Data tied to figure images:
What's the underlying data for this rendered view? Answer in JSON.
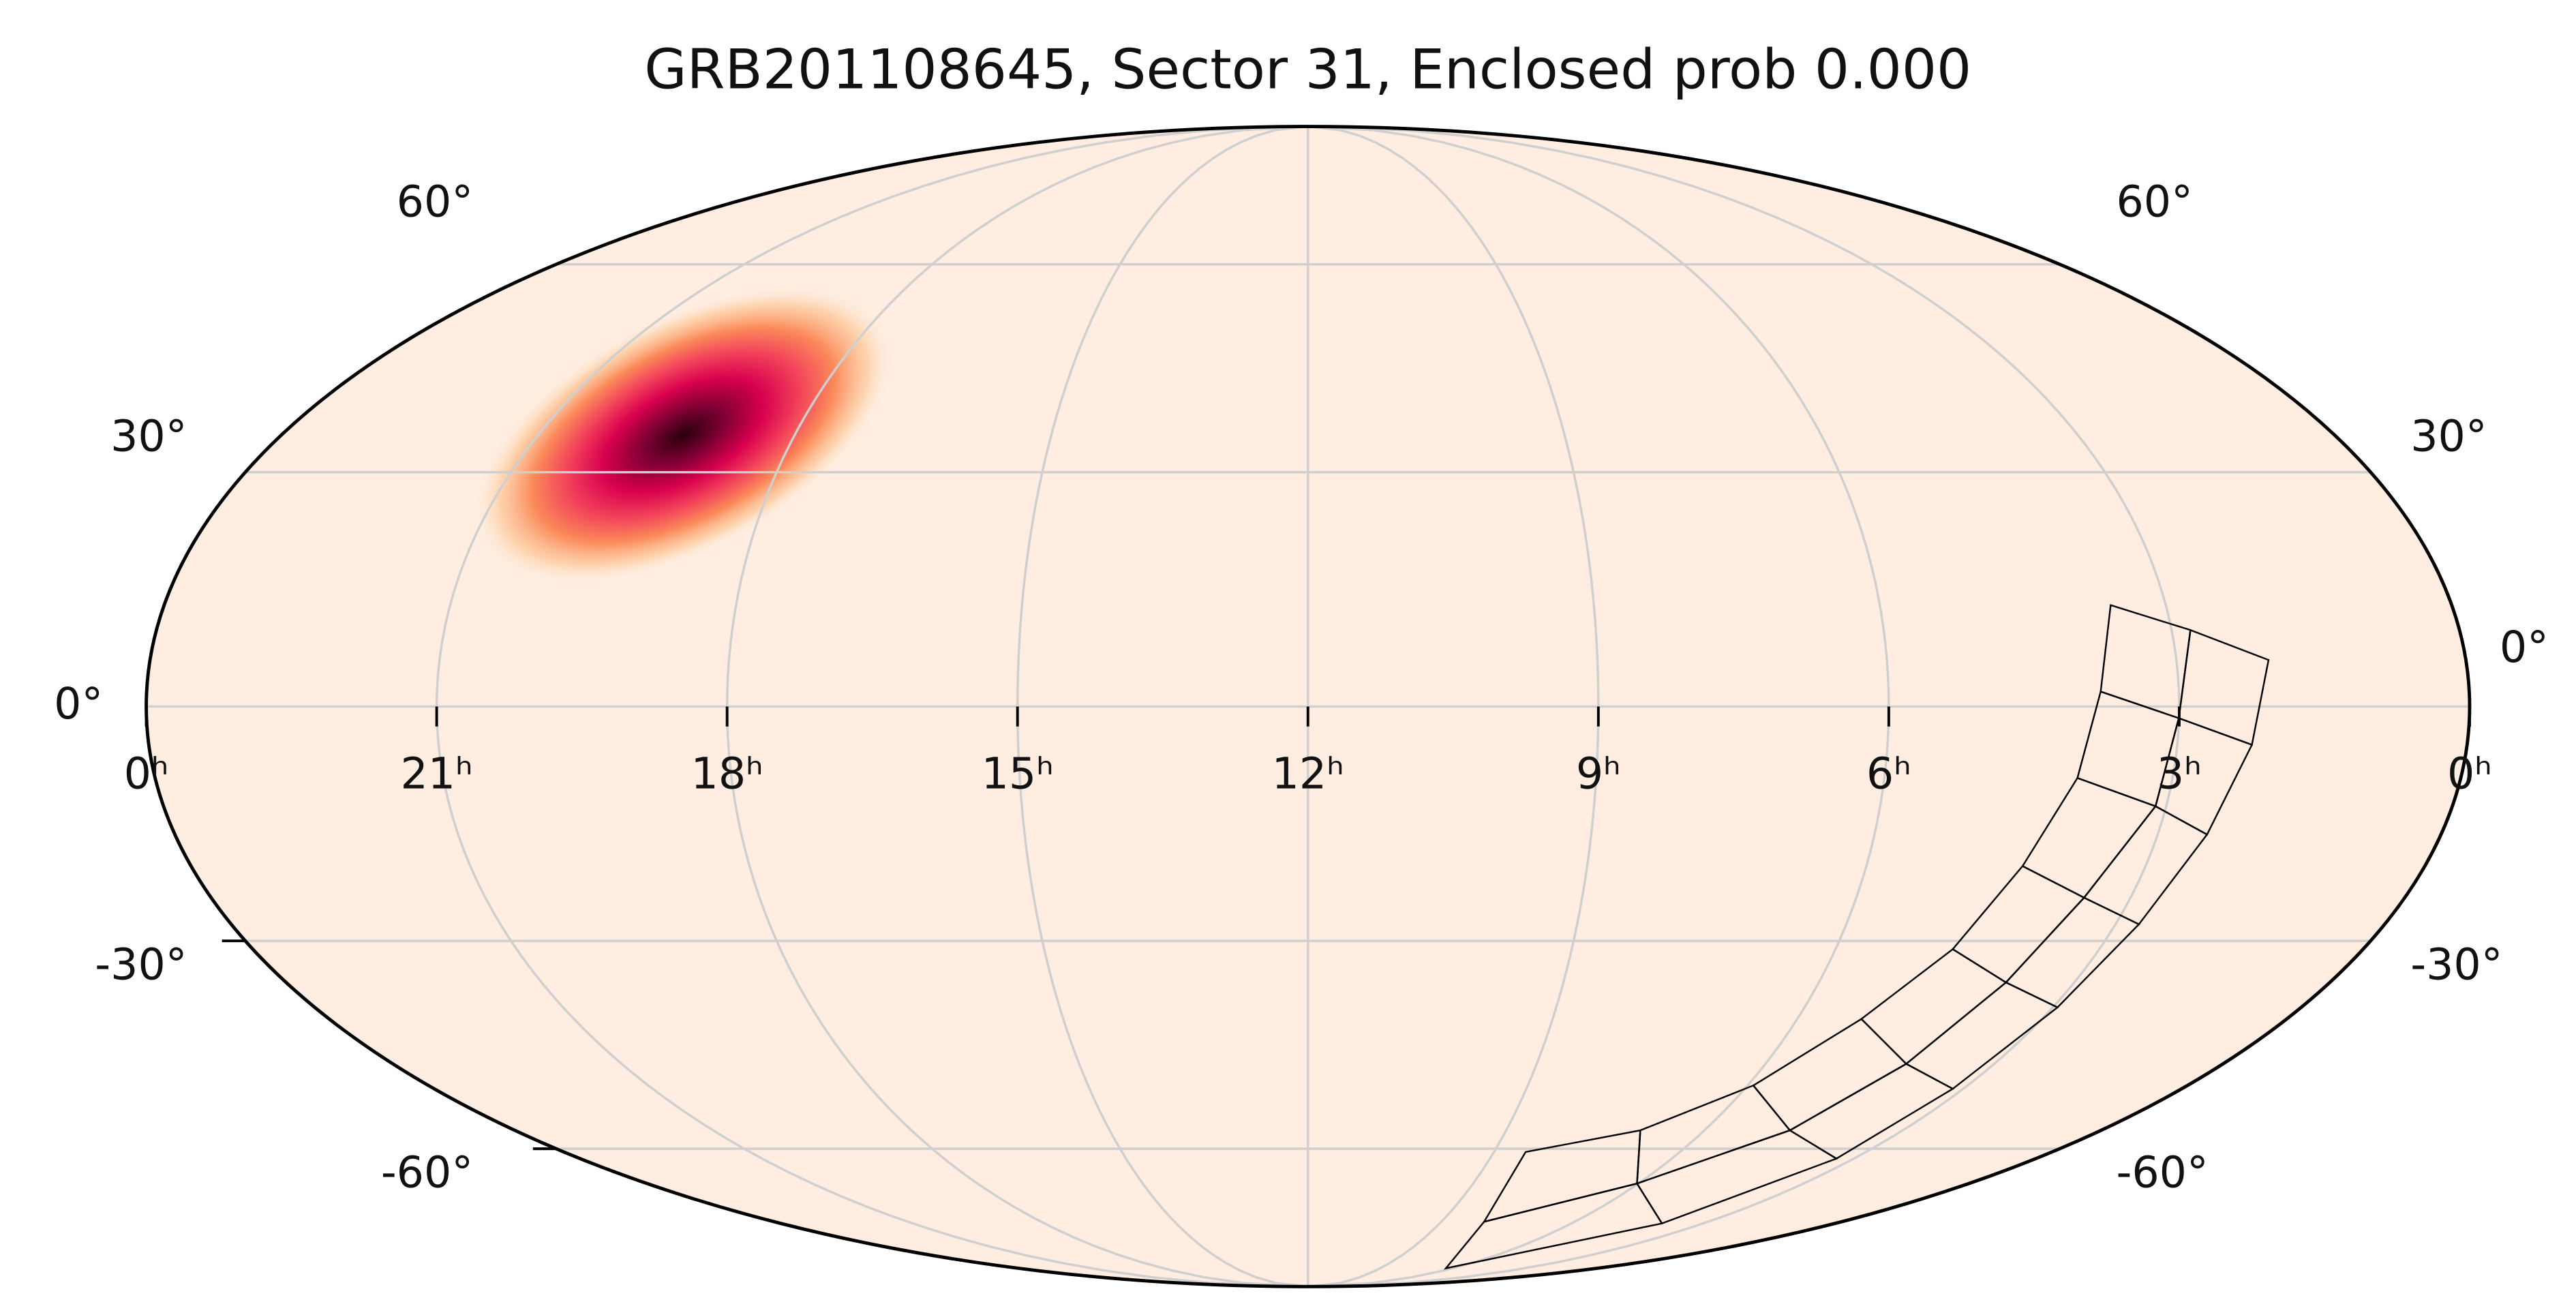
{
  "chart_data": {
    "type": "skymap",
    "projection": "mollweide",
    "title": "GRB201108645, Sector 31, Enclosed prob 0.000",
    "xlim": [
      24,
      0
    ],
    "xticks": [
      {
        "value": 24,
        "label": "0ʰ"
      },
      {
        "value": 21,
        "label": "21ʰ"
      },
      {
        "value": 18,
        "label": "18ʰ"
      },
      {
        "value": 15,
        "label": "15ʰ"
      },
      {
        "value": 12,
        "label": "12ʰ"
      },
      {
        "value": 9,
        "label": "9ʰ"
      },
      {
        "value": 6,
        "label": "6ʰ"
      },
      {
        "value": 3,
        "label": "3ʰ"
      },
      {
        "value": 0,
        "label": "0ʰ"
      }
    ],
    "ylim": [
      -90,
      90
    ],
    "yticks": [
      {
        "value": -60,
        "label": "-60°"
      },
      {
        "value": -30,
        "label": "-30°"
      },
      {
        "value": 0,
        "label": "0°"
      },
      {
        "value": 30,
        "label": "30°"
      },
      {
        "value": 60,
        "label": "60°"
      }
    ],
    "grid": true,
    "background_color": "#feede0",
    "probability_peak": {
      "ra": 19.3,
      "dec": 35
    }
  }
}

THE TASK: Leave out the pictures and repeat everything else in the records exactly.

RESULT OF THIS TASK:
What's the underlying data for this rendered view? Answer in JSON.
{
  "chart_data": {
    "type": "skymap",
    "projection": "mollweide",
    "title": "GRB201108645, Sector 31, Enclosed prob 0.000",
    "xlim": [
      24,
      0
    ],
    "xticks": [
      {
        "value": 24,
        "label": "0ʰ"
      },
      {
        "value": 21,
        "label": "21ʰ"
      },
      {
        "value": 18,
        "label": "18ʰ"
      },
      {
        "value": 15,
        "label": "15ʰ"
      },
      {
        "value": 12,
        "label": "12ʰ"
      },
      {
        "value": 9,
        "label": "9ʰ"
      },
      {
        "value": 6,
        "label": "6ʰ"
      },
      {
        "value": 3,
        "label": "3ʰ"
      },
      {
        "value": 0,
        "label": "0ʰ"
      }
    ],
    "ylim": [
      -90,
      90
    ],
    "yticks": [
      {
        "value": -60,
        "label": "-60°"
      },
      {
        "value": -30,
        "label": "-30°"
      },
      {
        "value": 0,
        "label": "0°"
      },
      {
        "value": 30,
        "label": "30°"
      },
      {
        "value": 60,
        "label": "60°"
      }
    ],
    "grid": true,
    "background_color": "#feede0",
    "probability_peak": {
      "ra": 19.3,
      "dec": 35
    }
  }
}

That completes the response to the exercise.